Problem description: Output the lines that follow exactly as they are.

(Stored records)
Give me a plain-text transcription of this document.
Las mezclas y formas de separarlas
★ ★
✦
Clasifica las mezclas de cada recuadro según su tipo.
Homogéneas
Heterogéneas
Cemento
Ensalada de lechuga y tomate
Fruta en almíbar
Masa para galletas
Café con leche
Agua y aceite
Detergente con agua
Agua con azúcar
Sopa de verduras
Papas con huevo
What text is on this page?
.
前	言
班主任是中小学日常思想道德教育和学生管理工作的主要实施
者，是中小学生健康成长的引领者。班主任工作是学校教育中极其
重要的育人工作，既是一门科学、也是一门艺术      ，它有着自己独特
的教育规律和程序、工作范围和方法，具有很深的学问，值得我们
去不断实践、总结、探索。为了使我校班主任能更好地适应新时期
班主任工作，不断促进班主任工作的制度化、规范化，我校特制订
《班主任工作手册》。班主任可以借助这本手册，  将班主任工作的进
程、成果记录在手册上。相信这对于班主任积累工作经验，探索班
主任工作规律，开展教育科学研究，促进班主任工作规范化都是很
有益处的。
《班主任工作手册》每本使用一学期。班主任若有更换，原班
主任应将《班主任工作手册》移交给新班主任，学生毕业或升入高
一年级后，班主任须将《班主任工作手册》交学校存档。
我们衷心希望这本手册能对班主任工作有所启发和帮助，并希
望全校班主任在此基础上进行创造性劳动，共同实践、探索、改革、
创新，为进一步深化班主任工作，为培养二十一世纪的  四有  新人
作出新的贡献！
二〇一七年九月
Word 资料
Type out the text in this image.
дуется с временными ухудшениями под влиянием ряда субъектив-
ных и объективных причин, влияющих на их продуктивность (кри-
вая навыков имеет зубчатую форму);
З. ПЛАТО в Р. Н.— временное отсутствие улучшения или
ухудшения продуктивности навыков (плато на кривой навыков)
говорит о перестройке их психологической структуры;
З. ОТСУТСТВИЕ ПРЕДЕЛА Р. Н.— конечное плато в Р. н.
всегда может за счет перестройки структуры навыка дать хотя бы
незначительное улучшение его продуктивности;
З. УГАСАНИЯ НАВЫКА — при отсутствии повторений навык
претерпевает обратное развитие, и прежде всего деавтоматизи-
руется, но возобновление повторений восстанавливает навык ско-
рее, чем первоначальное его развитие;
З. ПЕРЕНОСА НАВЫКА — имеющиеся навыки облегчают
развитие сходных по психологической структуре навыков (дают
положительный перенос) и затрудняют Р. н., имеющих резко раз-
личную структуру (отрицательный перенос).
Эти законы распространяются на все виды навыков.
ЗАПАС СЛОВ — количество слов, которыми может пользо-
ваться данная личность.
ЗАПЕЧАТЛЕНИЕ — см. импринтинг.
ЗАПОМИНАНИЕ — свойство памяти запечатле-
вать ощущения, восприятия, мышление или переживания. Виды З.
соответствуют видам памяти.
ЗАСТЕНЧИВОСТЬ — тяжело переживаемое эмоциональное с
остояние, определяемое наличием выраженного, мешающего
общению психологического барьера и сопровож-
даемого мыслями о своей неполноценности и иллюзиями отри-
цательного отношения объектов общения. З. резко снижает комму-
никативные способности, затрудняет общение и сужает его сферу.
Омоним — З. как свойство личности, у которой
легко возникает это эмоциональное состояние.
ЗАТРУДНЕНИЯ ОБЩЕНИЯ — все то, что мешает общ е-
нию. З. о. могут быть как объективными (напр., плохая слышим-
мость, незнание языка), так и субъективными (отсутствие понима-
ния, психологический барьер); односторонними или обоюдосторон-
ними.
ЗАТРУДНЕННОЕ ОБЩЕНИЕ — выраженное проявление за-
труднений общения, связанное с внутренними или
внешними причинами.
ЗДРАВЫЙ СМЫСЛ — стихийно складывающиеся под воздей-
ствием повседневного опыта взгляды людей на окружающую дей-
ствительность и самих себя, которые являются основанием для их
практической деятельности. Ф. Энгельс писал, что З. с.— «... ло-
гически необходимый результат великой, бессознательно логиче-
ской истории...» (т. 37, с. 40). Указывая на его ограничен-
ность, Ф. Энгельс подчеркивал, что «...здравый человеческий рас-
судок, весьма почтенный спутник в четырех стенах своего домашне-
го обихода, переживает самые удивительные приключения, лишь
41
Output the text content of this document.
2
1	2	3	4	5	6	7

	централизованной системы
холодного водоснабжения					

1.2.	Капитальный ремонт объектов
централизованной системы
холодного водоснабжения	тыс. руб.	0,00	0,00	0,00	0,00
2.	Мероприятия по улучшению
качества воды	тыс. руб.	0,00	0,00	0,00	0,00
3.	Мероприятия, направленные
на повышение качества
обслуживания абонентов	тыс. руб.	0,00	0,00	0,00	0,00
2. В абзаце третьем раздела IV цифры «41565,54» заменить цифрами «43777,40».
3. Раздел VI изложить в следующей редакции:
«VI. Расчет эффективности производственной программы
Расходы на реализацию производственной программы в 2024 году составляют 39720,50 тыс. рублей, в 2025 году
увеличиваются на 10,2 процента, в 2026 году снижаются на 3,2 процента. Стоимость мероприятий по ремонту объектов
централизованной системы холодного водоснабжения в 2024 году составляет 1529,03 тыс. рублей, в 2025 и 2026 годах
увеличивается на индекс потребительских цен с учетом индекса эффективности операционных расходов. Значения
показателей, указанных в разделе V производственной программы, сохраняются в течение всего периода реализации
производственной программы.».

Correct result:
Give me a plain-text transcription of this document.
Las mezclas y formas de separarlas
★ ★
✦
Clasifica las mezclas de cada recuadro según su tipo.
Homogéneas
Heterogéneas
Cemento
Ensalada de lechuga y tomate
Fruta en almíbar
Masa para galletas
Café con leche
Agua y aceite
Detergente con agua
Agua con azúcar
Sopa de verduras
Papas con huevo
What text is on this page?
.
前	言
班主任是中小学日常思想道德教育和学生管理工作的主要实施
者，是中小学生健康成长的引领者。班主任工作是学校教育中极其
重要的育人工作，既是一门科学、也是一门艺术      ，它有着自己独特
的教育规律和程序、工作范围和方法，具有很深的学问，值得我们
去不断实践、总结、探索。为了使我校班主任能更好地适应新时期
班主任工作，不断促进班主任工作的制度化、规范化，我校特制订
《班主任工作手册》。班主任可以借助这本手册，  将班主任工作的进
程、成果记录在手册上。相信这对于班主任积累工作经验，探索班
主任工作规律，开展教育科学研究，促进班主任工作规范化都是很
有益处的。
《班主任工作手册》每本使用一学期。班主任若有更换，原班
主任应将《班主任工作手册》移交给新班主任，学生毕业或升入高
一年级后，班主任须将《班主任工作手册》交学校存档。
我们衷心希望这本手册能对班主任工作有所启发和帮助，并希
望全校班主任在此基础上进行创造性劳动，共同实践、探索、改革、
创新，为进一步深化班主任工作，为培养二十一世纪的  四有  新人
作出新的贡献！
二〇一七年九月
Word 资料
Type out the text in this image.
дуется с временными ухудшениями под влиянием ряда субъектив-
ных и объективных причин, влияющих на их продуктивность (кри-
вая навыков имеет зубчатую форму);
З. ПЛАТО в Р. Н.— временное отсутствие улучшения или
ухудшения продуктивности навыков (плато на кривой навыков)
говорит о перестройке их психологической структуры;
З. ОТСУТСТВИЕ ПРЕДЕЛА Р. Н.— конечное плато в Р. н.
всегда может за счет перестройки структуры навыка дать хотя бы
незначительное улучшение его продуктивности;
З. УГАСАНИЯ НАВЫКА — при отсутствии повторений навык
претерпевает обратное развитие, и прежде всего деавтоматизи-
руется, но возобновление повторений восстанавливает навык ско-
рее, чем первоначальное его развитие;
З. ПЕРЕНОСА НАВЫКА — имеющиеся навыки облегчают
развитие сходных по психологической структуре навыков (дают
положительный перенос) и затрудняют Р. н., имеющих резко раз-
личную структуру (отрицательный перенос).
Эти законы распространяются на все виды навыков.
ЗАПАС СЛОВ — количество слов, которыми может пользо-
ваться данная личность.
ЗАПЕЧАТЛЕНИЕ — см. импринтинг.
ЗАПОМИНАНИЕ — свойство памяти запечатле-
вать ощущения, восприятия, мышление или переживания. Виды З.
соответствуют видам памяти.
ЗАСТЕНЧИВОСТЬ — тяжело переживаемое эмоциональное с
остояние, определяемое наличием выраженного, мешающего
общению психологического барьера и сопровож-
даемого мыслями о своей неполноценности и иллюзиями отри-
цательного отношения объектов общения. З. резко снижает комму-
никативные способности, затрудняет общение и сужает его сферу.
Омоним — З. как свойство личности, у которой
легко возникает это эмоциональное состояние.
ЗАТРУДНЕНИЯ ОБЩЕНИЯ — все то, что мешает общ е-
нию. З. о. могут быть как объективными (напр., плохая слышим-
мость, незнание языка), так и субъективными (отсутствие понима-
ния, психологический барьер); односторонними или обоюдосторон-
ними.
ЗАТРУДНЕННОЕ ОБЩЕНИЕ — выраженное проявление за-
труднений общения, связанное с внутренними или
внешними причинами.
ЗДРАВЫЙ СМЫСЛ — стихийно складывающиеся под воздей-
ствием повседневного опыта взгляды людей на окружающую дей-
ствительность и самих себя, которые являются основанием для их
практической деятельности. Ф. Энгельс писал, что З. с.— «... ло-
гически необходимый результат великой, бессознательно логиче-
ской истории...» (т. 37, с. 40). Указывая на его ограничен-
ность, Ф. Энгельс подчеркивал, что «...здравый человеческий рас-
судок, весьма почтенный спутник в четырех стенах своего домашне-
го обихода, переживает самые удивительные приключения, лишь
41
Output the text content of this document.
2
1	2	3	4	5	6	7

	централизованной системы
холодного водоснабжения					

1.2.	Капитальный ремонт объектов
централизованной системы
холодного водоснабжения	тыс. руб.	0,00	0,00	0,00	0,00
2.	Мероприятия по улучшению
качества воды	тыс. руб.	0,00	0,00	0,00	0,00
3.	Мероприятия, направленные
на повышение качества
обслуживания абонентов	тыс. руб.	0,00	0,00	0,00	0,00
2. В абзаце третьем раздела IV цифры «41565,54» заменить цифрами «43777,40».
3. Раздел VI изложить в следующей редакции:
«VI. Расчет эффективности производственной программы
Расходы на реализацию производственной программы в 2024 году составляют 39720,50 тыс. рублей, в 2025 году
увеличиваются на 10,2 процента, в 2026 году снижаются на 3,2 процента. Стоимость мероприятий по ремонту объектов
централизованной системы холодного водоснабжения в 2024 году составляет 1529,03 тыс. рублей, в 2025 и 2026 годах
увеличивается на индекс потребительских цен с учетом индекса эффективности операционных расходов. Значения
показателей, указанных в разделе V производственной программы, сохраняются в течение всего периода реализации
производственной программы.».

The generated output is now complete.